▸ WHAT IS REQUIRED: Your task is to repeat the listing exactly.

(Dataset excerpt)
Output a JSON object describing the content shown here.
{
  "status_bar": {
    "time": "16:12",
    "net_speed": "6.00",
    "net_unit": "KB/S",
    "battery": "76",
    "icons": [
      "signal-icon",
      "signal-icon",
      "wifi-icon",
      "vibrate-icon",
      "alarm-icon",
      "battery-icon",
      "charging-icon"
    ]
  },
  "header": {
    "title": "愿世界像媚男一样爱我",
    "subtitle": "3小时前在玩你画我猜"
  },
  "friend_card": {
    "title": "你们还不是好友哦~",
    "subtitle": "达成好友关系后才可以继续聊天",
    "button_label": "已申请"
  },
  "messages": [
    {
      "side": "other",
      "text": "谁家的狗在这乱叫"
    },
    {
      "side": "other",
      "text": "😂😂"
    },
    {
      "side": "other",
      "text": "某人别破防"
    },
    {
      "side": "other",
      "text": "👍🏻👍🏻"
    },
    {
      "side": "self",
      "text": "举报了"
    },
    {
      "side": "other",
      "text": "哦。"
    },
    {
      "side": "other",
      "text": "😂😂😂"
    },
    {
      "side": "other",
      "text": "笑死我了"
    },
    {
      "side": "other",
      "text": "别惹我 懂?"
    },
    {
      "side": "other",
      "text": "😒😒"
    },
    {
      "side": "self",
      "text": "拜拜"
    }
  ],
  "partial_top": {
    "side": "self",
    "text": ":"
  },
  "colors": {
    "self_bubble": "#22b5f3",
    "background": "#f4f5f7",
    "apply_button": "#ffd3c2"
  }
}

▸ RESPONSE BELOW:
Output a JSON object describing the content shown here.
{
  "status_bar": {
    "time": "16:12",
    "net_speed": "6.00",
    "net_unit": "KB/S",
    "battery": "76",
    "icons": [
      "signal-icon",
      "signal-icon",
      "wifi-icon",
      "vibrate-icon",
      "alarm-icon",
      "battery-icon",
      "charging-icon"
    ]
  },
  "header": {
    "title": "愿世界像媚男一样爱我",
    "subtitle": "3小时前在玩你画我猜"
  },
  "friend_card": {
    "title": "你们还不是好友哦~",
    "subtitle": "达成好友关系后才可以继续聊天",
    "button_label": "已申请"
  },
  "messages": [
    {
      "side": "other",
      "text": "谁家的狗在这乱叫"
    },
    {
      "side": "other",
      "text": "😂😂"
    },
    {
      "side": "other",
      "text": "某人别破防"
    },
    {
      "side": "other",
      "text": "👍🏻👍🏻"
    },
    {
      "side": "self",
      "text": "举报了"
    },
    {
      "side": "other",
      "text": "哦。"
    },
    {
      "side": "other",
      "text": "😂😂😂"
    },
    {
      "side": "other",
      "text": "笑死我了"
    },
    {
      "side": "other",
      "text": "别惹我 懂?"
    },
    {
      "side": "other",
      "text": "😒😒"
    },
    {
      "side": "self",
      "text": "拜拜"
    }
  ],
  "partial_top": {
    "side": "self",
    "text": ":"
  },
  "colors": {
    "self_bubble": "#22b5f3",
    "background": "#f4f5f7",
    "apply_button": "#ffd3c2"
  }
}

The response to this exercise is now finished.